§ **AIM**:
Take the line that contains "Output a JSON" as the first line and the final line of the records as the last; return exactly those lines and the lines between.

(Stored data entries)
"""
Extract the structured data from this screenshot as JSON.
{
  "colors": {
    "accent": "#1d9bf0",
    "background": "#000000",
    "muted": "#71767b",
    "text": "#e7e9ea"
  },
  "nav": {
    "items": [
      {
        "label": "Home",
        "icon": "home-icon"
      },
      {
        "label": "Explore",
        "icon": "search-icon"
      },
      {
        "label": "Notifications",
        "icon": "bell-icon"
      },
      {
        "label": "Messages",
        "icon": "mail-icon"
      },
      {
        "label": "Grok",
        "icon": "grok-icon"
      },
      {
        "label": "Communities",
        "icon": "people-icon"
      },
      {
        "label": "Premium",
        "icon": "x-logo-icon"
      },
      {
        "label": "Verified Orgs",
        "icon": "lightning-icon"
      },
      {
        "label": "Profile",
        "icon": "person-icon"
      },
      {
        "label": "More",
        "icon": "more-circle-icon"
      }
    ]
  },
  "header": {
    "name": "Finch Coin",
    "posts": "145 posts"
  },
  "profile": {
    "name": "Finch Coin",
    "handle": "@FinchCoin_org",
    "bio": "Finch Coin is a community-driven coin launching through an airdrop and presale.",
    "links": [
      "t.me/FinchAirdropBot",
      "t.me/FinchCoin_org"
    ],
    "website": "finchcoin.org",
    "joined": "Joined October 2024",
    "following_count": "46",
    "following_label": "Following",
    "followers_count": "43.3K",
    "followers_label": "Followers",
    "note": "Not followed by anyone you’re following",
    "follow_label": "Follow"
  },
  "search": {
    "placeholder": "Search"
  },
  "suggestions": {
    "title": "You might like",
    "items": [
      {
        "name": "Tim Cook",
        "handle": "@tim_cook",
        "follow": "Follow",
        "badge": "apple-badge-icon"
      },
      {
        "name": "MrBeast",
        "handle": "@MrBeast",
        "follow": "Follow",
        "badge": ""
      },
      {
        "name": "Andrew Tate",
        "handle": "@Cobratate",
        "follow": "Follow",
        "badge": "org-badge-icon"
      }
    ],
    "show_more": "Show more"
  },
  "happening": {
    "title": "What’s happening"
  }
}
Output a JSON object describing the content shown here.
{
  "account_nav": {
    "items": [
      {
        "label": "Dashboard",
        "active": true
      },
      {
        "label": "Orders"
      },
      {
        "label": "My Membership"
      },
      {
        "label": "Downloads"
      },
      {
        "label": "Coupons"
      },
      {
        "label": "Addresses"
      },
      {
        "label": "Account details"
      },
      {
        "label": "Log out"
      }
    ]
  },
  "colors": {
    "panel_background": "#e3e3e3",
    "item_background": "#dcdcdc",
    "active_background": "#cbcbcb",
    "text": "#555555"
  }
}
"""
§ **PROBLEM SOLUTION**:
Output a JSON object describing the content shown here.
{
  "account_nav": {
    "items": [
      {
        "label": "Dashboard",
        "active": true
      },
      {
        "label": "Orders"
      },
      {
        "label": "My Membership"
      },
      {
        "label": "Downloads"
      },
      {
        "label": "Coupons"
      },
      {
        "label": "Addresses"
      },
      {
        "label": "Account details"
      },
      {
        "label": "Log out"
      }
    ]
  },
  "colors": {
    "panel_background": "#e3e3e3",
    "item_background": "#dcdcdc",
    "active_background": "#cbcbcb",
    "text": "#555555"
  }
}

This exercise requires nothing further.